EXERCISE ▸
Write only the number of lines holding the string "dias".

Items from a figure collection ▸

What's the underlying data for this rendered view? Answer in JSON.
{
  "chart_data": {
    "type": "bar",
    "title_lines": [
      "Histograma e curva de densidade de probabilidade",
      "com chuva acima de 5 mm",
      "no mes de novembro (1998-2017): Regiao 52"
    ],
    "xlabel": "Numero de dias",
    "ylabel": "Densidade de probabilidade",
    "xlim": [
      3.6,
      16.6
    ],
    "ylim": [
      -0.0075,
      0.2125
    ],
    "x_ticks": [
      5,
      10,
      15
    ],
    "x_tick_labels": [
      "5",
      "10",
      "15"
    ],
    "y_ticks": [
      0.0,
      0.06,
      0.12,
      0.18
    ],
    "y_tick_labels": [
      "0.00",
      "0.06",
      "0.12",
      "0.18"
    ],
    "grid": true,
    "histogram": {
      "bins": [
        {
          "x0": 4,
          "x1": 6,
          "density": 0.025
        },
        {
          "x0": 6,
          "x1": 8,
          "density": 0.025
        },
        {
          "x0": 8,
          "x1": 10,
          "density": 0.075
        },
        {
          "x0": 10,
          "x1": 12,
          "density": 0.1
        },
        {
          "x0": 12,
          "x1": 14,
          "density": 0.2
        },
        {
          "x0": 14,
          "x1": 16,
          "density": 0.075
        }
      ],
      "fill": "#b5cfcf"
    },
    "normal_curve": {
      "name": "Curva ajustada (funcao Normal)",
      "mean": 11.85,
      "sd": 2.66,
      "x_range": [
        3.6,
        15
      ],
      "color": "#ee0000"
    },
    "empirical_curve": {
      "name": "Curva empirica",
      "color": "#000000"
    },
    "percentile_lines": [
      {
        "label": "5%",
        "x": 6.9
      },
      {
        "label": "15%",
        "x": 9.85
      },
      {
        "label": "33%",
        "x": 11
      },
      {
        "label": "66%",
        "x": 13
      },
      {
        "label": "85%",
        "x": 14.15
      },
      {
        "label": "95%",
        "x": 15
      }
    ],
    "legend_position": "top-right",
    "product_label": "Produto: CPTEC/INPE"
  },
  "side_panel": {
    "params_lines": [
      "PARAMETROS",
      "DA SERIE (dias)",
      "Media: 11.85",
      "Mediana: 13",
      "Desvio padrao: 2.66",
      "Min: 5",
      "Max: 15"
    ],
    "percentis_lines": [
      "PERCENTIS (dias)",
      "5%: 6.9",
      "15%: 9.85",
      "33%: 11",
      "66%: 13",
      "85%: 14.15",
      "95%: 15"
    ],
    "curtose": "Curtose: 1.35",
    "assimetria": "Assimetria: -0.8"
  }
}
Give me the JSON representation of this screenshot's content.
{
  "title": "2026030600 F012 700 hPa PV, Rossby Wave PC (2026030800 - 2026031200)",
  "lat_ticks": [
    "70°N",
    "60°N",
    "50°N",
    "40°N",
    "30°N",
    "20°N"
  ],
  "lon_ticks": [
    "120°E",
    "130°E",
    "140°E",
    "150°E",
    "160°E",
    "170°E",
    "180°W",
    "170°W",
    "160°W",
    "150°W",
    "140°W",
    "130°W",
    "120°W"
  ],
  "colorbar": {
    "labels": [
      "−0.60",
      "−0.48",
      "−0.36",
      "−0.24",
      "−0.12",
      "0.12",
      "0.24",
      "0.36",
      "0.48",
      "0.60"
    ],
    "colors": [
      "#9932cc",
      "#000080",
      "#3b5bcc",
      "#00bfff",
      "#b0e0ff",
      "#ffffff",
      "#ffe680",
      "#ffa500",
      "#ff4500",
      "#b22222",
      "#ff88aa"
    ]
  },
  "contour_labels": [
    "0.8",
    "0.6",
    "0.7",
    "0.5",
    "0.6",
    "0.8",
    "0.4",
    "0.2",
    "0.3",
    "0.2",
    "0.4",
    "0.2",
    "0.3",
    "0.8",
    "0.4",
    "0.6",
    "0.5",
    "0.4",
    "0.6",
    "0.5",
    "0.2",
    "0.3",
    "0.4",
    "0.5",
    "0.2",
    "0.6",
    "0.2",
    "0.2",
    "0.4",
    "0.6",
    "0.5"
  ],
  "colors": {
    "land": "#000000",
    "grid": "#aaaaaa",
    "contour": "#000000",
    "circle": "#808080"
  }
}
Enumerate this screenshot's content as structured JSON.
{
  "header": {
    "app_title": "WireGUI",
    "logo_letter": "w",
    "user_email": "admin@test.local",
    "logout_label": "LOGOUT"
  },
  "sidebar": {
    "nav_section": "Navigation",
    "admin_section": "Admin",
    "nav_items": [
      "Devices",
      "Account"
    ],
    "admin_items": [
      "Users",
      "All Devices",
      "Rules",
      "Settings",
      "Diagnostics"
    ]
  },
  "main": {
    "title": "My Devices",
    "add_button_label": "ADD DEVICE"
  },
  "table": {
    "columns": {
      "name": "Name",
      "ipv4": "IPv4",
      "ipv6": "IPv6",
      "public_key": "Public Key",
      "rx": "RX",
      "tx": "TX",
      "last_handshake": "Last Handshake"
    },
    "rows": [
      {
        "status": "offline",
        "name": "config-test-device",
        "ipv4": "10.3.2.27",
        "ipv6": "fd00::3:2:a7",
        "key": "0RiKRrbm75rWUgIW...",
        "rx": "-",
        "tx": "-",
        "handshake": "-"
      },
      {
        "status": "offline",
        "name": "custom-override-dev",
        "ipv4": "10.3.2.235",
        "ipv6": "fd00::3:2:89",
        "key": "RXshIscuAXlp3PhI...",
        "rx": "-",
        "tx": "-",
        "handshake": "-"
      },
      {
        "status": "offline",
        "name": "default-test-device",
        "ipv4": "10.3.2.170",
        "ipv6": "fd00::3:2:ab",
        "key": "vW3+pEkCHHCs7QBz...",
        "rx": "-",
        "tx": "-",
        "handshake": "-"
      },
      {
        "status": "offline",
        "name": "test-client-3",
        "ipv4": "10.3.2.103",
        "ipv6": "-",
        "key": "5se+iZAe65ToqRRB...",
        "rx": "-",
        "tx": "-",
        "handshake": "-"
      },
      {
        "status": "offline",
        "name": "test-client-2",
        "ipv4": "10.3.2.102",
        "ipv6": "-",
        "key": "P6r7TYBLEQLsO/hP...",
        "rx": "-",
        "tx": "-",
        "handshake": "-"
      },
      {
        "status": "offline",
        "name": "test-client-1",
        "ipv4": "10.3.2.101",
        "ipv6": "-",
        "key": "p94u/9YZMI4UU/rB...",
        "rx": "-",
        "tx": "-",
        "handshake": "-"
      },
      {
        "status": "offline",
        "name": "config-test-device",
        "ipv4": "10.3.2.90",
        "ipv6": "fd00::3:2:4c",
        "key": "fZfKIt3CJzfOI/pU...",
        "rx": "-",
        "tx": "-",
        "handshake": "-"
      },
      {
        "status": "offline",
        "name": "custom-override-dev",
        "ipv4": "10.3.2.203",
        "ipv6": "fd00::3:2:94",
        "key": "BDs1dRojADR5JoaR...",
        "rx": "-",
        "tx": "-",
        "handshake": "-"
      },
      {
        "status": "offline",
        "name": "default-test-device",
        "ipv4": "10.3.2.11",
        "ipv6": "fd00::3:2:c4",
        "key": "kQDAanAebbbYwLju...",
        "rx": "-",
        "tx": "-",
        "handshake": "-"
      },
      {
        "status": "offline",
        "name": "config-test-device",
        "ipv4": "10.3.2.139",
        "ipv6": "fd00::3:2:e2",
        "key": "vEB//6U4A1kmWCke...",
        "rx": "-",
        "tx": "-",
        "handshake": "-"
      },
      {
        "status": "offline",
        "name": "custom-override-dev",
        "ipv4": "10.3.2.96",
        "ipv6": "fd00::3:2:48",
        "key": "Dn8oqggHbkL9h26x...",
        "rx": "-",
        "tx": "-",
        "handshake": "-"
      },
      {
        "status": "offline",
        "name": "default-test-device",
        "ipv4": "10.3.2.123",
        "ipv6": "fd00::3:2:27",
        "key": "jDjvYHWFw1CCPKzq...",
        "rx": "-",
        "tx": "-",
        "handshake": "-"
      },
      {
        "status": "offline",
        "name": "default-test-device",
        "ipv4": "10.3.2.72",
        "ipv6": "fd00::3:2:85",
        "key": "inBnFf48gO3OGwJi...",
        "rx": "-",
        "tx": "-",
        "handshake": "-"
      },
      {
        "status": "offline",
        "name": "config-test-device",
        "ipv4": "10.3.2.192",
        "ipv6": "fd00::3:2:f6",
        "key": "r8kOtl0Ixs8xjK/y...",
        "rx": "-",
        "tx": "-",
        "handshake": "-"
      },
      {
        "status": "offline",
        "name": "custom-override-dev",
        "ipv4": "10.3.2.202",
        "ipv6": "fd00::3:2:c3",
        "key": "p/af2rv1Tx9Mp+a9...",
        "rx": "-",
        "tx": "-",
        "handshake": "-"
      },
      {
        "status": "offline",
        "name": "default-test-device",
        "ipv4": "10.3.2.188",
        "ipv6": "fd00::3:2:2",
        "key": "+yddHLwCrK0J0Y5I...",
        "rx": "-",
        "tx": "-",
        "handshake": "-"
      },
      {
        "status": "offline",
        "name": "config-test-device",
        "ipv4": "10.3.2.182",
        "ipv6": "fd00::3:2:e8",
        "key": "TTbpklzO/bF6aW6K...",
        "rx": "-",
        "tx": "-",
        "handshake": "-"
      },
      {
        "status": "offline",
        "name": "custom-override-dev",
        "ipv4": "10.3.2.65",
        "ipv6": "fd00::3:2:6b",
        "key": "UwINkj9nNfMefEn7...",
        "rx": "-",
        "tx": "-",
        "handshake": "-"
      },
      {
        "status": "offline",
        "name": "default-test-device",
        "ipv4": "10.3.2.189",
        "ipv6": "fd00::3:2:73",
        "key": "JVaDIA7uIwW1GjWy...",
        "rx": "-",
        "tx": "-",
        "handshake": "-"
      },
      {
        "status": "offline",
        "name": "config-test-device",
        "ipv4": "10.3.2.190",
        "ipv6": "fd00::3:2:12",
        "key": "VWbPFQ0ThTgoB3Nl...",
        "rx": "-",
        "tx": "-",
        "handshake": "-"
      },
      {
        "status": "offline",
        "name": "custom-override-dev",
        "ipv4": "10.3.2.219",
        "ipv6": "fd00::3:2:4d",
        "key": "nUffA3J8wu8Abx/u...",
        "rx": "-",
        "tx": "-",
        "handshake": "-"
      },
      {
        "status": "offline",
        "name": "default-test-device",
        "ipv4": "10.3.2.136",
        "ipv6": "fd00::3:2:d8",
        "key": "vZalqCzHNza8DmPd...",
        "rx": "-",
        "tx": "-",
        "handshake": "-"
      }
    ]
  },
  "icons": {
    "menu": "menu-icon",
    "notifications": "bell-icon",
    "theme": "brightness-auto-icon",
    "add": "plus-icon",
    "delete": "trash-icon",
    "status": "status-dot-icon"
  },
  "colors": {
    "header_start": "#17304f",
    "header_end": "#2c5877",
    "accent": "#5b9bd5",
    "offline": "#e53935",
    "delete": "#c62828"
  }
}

RESPONSE ▸
3